▶ OBJECTIVE
From the entries below, gather every line containing the string "оргтехники".

▶ RECORDS FOR PROCESSING
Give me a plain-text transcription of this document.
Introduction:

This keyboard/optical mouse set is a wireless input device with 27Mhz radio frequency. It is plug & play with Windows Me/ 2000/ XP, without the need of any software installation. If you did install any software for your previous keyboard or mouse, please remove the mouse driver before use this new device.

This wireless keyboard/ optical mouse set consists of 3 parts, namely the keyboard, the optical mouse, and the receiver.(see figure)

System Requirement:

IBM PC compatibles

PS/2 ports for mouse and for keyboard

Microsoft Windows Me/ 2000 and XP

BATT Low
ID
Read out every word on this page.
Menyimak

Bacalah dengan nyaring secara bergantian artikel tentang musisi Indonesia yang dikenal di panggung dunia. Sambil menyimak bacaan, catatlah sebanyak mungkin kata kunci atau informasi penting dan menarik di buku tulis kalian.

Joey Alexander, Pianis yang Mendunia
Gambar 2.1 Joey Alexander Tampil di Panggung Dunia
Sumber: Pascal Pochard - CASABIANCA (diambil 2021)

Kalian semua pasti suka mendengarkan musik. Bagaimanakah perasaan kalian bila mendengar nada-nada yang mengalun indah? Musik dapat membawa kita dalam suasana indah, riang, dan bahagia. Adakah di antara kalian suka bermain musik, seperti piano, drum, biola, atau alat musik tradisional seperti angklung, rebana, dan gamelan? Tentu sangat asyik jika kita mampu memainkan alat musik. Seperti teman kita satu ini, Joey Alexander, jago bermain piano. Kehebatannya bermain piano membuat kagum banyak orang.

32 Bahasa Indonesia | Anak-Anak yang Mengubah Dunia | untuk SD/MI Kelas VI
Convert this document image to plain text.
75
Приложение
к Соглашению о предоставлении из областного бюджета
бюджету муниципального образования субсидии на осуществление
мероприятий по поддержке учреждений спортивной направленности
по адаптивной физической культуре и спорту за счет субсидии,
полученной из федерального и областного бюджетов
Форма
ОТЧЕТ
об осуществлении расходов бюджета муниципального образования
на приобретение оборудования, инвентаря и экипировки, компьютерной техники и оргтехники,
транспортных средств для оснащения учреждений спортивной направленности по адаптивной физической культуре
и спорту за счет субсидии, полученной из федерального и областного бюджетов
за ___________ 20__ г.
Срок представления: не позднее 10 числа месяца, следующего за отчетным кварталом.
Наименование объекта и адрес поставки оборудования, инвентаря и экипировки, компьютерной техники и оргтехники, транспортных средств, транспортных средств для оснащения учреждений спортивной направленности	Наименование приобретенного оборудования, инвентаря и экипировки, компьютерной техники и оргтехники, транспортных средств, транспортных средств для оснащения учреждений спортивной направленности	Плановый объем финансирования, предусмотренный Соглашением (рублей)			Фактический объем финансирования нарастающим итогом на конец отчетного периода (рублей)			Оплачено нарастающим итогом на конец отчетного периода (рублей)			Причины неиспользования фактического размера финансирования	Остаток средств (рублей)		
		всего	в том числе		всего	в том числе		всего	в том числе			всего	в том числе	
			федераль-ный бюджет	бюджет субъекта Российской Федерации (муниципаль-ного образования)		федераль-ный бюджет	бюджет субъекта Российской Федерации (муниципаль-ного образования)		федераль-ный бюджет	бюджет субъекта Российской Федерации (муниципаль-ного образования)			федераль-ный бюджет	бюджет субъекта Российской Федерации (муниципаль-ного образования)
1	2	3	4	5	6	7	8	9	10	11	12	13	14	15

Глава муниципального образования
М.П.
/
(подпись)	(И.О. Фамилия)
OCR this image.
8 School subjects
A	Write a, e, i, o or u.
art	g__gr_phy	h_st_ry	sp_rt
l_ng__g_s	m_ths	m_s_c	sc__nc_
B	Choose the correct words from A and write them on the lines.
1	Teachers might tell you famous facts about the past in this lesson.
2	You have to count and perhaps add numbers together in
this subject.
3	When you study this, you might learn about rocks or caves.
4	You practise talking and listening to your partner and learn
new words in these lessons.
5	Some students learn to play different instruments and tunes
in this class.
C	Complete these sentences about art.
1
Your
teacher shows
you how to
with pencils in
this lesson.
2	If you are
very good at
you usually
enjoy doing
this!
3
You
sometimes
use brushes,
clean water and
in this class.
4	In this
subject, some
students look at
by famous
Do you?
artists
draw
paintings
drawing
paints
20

▶ COMPLETED TASK
на приобретение оборудования, инвентаря и экипировки, компьютерной техники и оргтехники,
Наименование объекта и адрес поставки оборудования, инвентаря и экипировки, компьютерной техники и оргтехники, транспортных средств, транспортных средств для оснащения учреждений спортивной направленности	Наименование приобретенного оборудования, инвентаря и экипировки, компьютерной техники и оргтехники, транспортных средств, транспортных средств для оснащения учреждений спортивной направленности	Плановый объем финансирования, предусмотренный Соглашением (рублей)			Фактический объем финансирования нарастающим итогом на конец отчетного периода (рублей)			Оплачено нарастающим итогом на конец отчетного периода (рублей)			Причины неиспользования фактического размера финансирования	Остаток средств (рублей)		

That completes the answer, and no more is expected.